*What is asked:* Write out the whole listing again, exactly as given.

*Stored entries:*

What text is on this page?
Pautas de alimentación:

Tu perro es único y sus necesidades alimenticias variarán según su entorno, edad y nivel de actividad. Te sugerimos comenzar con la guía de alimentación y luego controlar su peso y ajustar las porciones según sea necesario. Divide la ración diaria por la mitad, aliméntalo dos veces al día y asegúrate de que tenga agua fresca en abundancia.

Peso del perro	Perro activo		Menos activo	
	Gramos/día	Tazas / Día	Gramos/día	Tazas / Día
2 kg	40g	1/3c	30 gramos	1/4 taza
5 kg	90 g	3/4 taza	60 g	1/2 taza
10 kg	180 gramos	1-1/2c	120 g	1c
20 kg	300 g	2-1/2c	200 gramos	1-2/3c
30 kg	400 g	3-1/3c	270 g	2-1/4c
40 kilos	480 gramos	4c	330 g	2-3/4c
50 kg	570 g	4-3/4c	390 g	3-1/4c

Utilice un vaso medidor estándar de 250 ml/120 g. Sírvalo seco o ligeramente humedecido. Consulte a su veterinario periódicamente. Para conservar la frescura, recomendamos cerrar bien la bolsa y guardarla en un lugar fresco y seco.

*Exercise output:*
What text is on this page?
Pautas de alimentación:

Tu perro es único y sus necesidades alimenticias variarán según su entorno, edad y nivel de actividad. Te sugerimos comenzar con la guía de alimentación y luego controlar su peso y ajustar las porciones según sea necesario. Divide la ración diaria por la mitad, aliméntalo dos veces al día y asegúrate de que tenga agua fresca en abundancia.

Peso del perro	Perro activo		Menos activo	
	Gramos/día	Tazas / Día	Gramos/día	Tazas / Día
2 kg	40g	1/3c	30 gramos	1/4 taza
5 kg	90 g	3/4 taza	60 g	1/2 taza
10 kg	180 gramos	1-1/2c	120 g	1c
20 kg	300 g	2-1/2c	200 gramos	1-2/3c
30 kg	400 g	3-1/3c	270 g	2-1/4c
40 kilos	480 gramos	4c	330 g	2-3/4c
50 kg	570 g	4-3/4c	390 g	3-1/4c

Utilice un vaso medidor estándar de 250 ml/120 g. Sírvalo seco o ligeramente humedecido. Consulte a su veterinario periódicamente. Para conservar la frescura, recomendamos cerrar bien la bolsa y guardarla en un lugar fresco y seco.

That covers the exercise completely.